>> Start DATA EXCERPTS
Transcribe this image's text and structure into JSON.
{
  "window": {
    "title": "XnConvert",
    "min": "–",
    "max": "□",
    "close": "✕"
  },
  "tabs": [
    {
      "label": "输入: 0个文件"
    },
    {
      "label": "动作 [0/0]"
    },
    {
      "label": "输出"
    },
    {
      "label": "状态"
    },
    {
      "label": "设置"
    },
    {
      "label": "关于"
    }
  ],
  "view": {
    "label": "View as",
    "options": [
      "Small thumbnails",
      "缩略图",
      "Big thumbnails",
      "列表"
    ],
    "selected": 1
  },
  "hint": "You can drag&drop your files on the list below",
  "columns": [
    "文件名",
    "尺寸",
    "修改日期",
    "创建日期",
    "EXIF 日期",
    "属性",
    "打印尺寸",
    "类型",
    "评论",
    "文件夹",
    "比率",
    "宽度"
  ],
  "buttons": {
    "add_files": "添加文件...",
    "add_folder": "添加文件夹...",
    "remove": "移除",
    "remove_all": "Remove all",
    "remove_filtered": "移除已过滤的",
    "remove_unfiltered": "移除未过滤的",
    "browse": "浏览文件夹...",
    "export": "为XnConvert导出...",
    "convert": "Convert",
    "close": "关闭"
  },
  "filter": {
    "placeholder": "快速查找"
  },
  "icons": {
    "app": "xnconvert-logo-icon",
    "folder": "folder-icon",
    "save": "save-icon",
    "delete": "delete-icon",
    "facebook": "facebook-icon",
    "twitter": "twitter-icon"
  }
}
>> End DATA EXCERPTS
REQUEST
Lines that hold the word "label" are the ones to return, every one of them.

OUTPUT FOR THIS TASK
      "label": "输入: 0个文件"
      "label": "动作 [0/0]"
      "label": "输出"
      "label": "状态"
      "label": "设置"
      "label": "关于"
    "label": "View as",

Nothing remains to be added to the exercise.